Set problem>
Among the lines listed below, count those that include the string "xlabel", and state only the count.

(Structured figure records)

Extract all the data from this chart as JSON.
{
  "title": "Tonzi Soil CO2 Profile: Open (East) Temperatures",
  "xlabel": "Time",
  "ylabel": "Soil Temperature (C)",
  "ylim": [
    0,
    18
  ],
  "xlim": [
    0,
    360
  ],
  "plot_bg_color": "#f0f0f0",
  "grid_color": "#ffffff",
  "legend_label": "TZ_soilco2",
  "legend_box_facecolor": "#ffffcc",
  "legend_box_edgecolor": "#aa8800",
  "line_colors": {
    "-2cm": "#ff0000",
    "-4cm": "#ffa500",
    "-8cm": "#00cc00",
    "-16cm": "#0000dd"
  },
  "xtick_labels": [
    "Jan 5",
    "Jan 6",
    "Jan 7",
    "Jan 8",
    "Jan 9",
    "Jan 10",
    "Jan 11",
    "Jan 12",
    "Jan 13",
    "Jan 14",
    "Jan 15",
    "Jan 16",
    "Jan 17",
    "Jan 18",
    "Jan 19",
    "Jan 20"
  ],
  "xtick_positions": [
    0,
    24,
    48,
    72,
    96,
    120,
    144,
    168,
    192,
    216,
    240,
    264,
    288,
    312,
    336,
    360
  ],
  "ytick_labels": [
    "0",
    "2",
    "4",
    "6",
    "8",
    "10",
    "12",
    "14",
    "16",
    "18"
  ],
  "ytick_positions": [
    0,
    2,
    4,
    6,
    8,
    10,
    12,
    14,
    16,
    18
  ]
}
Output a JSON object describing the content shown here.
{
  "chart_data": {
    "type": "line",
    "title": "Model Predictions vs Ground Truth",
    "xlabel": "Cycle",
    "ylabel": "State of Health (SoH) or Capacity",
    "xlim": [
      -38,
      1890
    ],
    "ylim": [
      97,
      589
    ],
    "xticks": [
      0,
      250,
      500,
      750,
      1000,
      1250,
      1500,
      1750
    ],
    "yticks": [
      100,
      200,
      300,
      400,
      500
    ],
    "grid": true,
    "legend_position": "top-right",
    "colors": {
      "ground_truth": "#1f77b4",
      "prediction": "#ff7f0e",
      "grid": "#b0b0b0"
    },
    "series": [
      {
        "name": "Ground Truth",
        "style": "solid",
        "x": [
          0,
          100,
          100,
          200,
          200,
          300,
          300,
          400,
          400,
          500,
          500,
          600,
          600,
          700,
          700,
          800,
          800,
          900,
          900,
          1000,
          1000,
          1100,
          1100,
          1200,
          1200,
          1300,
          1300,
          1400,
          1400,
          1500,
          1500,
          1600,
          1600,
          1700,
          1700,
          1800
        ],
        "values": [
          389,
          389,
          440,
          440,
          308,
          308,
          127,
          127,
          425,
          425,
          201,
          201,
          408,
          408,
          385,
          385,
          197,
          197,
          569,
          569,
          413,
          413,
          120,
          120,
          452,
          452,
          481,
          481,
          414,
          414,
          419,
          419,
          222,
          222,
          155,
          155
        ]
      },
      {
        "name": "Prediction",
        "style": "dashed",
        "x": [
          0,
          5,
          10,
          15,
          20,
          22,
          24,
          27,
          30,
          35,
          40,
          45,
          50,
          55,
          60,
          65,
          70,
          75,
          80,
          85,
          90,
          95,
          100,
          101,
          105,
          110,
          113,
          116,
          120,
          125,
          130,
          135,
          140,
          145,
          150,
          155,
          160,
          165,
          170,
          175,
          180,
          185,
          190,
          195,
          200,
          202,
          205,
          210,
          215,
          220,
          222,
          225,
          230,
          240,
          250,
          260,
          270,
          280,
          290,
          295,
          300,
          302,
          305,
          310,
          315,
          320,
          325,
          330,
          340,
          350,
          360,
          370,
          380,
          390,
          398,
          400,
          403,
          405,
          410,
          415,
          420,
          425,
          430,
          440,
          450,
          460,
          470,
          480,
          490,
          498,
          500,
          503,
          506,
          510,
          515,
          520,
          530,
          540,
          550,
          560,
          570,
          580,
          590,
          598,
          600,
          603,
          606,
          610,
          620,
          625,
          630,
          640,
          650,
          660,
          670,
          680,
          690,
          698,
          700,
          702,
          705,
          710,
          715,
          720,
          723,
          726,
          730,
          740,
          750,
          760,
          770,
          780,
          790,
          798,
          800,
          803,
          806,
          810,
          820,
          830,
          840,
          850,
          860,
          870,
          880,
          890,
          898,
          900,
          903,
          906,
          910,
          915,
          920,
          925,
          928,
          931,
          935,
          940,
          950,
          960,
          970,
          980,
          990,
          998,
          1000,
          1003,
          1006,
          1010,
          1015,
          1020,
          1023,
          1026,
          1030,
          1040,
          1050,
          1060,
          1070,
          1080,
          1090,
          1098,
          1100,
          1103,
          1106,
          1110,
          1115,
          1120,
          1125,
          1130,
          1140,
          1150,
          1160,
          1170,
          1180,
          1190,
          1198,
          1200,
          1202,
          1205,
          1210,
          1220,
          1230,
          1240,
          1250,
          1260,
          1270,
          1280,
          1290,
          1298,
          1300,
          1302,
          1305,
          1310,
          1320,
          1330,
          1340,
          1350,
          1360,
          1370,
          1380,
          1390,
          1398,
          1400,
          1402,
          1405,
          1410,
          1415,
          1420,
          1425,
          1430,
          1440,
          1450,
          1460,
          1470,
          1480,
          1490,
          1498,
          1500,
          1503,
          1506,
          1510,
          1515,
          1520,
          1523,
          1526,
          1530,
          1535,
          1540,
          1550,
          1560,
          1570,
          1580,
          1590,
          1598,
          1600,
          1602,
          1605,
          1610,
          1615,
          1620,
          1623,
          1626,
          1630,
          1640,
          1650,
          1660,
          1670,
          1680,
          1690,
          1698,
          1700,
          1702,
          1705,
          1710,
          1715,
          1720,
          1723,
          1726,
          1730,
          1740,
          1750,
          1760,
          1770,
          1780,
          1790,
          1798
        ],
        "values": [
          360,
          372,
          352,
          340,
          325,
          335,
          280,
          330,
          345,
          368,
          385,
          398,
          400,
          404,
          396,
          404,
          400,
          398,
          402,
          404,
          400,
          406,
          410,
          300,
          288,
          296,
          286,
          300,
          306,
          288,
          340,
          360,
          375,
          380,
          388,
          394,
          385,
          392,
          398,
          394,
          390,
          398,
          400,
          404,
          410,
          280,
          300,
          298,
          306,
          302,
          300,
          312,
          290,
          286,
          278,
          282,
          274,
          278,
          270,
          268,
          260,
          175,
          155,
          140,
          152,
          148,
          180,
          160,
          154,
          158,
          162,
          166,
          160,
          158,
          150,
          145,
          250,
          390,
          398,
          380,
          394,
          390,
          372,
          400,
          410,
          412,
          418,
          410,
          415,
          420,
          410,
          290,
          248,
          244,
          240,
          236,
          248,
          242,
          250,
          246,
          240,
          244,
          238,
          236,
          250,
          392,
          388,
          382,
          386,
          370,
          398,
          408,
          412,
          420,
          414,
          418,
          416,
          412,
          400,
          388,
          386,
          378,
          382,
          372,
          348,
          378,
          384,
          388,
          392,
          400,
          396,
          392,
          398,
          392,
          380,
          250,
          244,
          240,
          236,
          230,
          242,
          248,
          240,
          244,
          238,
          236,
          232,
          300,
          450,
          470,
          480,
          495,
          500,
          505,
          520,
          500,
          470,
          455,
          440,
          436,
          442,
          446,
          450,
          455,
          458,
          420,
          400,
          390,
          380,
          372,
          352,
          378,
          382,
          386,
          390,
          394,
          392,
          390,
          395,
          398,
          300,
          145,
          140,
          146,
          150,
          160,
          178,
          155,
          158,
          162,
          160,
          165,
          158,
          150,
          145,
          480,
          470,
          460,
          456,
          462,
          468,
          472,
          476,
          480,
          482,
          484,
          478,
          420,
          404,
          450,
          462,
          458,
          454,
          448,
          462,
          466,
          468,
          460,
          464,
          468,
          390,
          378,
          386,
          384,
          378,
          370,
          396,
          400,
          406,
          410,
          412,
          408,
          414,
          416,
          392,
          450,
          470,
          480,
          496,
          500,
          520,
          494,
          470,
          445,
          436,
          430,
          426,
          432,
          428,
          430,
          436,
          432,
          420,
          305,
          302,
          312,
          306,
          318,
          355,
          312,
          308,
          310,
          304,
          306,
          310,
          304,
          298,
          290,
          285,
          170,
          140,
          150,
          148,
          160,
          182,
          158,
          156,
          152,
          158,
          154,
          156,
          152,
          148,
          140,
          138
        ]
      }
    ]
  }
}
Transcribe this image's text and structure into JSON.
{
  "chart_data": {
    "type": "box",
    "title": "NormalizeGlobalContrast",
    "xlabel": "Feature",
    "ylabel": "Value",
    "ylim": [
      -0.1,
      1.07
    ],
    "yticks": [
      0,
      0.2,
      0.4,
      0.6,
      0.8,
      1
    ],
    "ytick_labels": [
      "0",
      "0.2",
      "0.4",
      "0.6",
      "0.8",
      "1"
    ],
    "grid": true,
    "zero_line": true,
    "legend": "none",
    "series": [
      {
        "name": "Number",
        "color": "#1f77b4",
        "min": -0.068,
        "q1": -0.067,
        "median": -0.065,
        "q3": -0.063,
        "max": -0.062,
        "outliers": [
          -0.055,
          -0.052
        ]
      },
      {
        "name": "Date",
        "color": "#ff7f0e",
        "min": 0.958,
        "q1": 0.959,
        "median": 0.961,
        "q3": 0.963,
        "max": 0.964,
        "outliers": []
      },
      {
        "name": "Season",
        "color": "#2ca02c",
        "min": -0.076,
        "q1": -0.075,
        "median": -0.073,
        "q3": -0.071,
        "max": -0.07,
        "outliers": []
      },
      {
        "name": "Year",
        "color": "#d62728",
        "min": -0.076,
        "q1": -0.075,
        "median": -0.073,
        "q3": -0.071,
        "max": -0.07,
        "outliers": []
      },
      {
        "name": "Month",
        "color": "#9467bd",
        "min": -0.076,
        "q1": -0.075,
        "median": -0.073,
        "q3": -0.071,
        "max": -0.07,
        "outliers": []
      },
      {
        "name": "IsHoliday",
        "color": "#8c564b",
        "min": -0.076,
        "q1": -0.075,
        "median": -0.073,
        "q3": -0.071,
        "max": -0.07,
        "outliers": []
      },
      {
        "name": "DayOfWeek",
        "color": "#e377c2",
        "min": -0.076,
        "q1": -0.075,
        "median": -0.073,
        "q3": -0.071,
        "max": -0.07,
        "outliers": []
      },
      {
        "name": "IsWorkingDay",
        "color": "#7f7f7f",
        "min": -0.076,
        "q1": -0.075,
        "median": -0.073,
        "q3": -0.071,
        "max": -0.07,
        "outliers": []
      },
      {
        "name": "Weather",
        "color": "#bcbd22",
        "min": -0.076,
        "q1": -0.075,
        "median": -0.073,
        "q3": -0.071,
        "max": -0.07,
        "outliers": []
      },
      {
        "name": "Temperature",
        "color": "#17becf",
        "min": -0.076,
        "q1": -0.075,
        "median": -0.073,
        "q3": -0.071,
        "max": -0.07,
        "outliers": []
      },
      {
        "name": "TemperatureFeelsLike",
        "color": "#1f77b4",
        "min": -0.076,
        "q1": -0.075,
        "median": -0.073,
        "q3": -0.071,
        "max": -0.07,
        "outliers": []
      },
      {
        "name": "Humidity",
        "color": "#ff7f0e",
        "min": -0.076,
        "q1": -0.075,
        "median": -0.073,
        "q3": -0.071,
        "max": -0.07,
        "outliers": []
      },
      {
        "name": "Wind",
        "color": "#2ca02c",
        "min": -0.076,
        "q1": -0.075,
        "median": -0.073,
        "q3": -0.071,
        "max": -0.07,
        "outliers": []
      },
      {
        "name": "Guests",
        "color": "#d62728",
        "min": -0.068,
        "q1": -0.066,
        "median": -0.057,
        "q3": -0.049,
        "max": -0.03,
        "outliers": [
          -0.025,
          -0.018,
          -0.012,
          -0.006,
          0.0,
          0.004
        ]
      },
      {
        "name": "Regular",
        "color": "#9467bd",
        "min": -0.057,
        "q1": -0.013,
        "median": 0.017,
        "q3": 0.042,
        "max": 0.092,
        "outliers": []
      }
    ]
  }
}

Final result>
3